REQUIRED WORK → Each line of the material must be returned exactly.

GIVEN DATA →
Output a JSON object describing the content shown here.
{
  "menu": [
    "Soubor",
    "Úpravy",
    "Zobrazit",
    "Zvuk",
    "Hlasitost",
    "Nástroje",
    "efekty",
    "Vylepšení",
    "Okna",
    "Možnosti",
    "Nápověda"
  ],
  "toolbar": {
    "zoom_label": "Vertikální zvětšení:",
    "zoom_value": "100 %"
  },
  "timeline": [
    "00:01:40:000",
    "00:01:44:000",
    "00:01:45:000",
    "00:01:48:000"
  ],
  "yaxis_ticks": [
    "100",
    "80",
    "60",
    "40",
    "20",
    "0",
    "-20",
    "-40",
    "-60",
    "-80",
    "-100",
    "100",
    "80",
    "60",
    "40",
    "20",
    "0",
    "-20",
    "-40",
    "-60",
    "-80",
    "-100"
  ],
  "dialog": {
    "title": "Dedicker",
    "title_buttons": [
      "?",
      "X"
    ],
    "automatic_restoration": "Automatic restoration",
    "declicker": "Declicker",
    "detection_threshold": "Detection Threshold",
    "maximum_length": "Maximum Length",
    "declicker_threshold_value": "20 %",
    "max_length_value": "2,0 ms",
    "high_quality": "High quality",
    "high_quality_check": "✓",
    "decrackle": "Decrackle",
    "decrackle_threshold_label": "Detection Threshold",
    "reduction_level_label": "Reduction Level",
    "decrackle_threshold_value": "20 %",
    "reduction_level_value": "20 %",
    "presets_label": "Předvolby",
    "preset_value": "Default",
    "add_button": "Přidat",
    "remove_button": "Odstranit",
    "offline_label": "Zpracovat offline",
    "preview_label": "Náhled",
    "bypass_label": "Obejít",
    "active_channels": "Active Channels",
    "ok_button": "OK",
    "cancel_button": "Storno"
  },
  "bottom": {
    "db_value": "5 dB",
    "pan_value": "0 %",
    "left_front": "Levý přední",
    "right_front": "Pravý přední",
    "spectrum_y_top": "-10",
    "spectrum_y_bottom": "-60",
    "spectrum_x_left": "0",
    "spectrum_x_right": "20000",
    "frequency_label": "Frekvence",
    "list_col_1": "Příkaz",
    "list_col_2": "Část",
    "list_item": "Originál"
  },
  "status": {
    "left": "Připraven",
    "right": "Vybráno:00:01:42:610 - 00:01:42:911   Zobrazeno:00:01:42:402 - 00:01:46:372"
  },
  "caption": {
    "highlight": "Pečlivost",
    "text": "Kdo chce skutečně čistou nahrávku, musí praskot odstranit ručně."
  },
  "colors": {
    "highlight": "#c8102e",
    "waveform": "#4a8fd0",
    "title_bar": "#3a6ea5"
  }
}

TASK RESULT →
Output a JSON object describing the content shown here.
{
  "menu": [
    "Soubor",
    "Úpravy",
    "Zobrazit",
    "Zvuk",
    "Hlasitost",
    "Nástroje",
    "efekty",
    "Vylepšení",
    "Okna",
    "Možnosti",
    "Nápověda"
  ],
  "toolbar": {
    "zoom_label": "Vertikální zvětšení:",
    "zoom_value": "100 %"
  },
  "timeline": [
    "00:01:40:000",
    "00:01:44:000",
    "00:01:45:000",
    "00:01:48:000"
  ],
  "yaxis_ticks": [
    "100",
    "80",
    "60",
    "40",
    "20",
    "0",
    "-20",
    "-40",
    "-60",
    "-80",
    "-100",
    "100",
    "80",
    "60",
    "40",
    "20",
    "0",
    "-20",
    "-40",
    "-60",
    "-80",
    "-100"
  ],
  "dialog": {
    "title": "Dedicker",
    "title_buttons": [
      "?",
      "X"
    ],
    "automatic_restoration": "Automatic restoration",
    "declicker": "Declicker",
    "detection_threshold": "Detection Threshold",
    "maximum_length": "Maximum Length",
    "declicker_threshold_value": "20 %",
    "max_length_value": "2,0 ms",
    "high_quality": "High quality",
    "high_quality_check": "✓",
    "decrackle": "Decrackle",
    "decrackle_threshold_label": "Detection Threshold",
    "reduction_level_label": "Reduction Level",
    "decrackle_threshold_value": "20 %",
    "reduction_level_value": "20 %",
    "presets_label": "Předvolby",
    "preset_value": "Default",
    "add_button": "Přidat",
    "remove_button": "Odstranit",
    "offline_label": "Zpracovat offline",
    "preview_label": "Náhled",
    "bypass_label": "Obejít",
    "active_channels": "Active Channels",
    "ok_button": "OK",
    "cancel_button": "Storno"
  },
  "bottom": {
    "db_value": "5 dB",
    "pan_value": "0 %",
    "left_front": "Levý přední",
    "right_front": "Pravý přední",
    "spectrum_y_top": "-10",
    "spectrum_y_bottom": "-60",
    "spectrum_x_left": "0",
    "spectrum_x_right": "20000",
    "frequency_label": "Frekvence",
    "list_col_1": "Příkaz",
    "list_col_2": "Část",
    "list_item": "Originál"
  },
  "status": {
    "left": "Připraven",
    "right": "Vybráno:00:01:42:610 - 00:01:42:911   Zobrazeno:00:01:42:402 - 00:01:46:372"
  },
  "caption": {
    "highlight": "Pečlivost",
    "text": "Kdo chce skutečně čistou nahrávku, musí praskot odstranit ručně."
  },
  "colors": {
    "highlight": "#c8102e",
    "waveform": "#4a8fd0",
    "title_bar": "#3a6ea5"
  }
}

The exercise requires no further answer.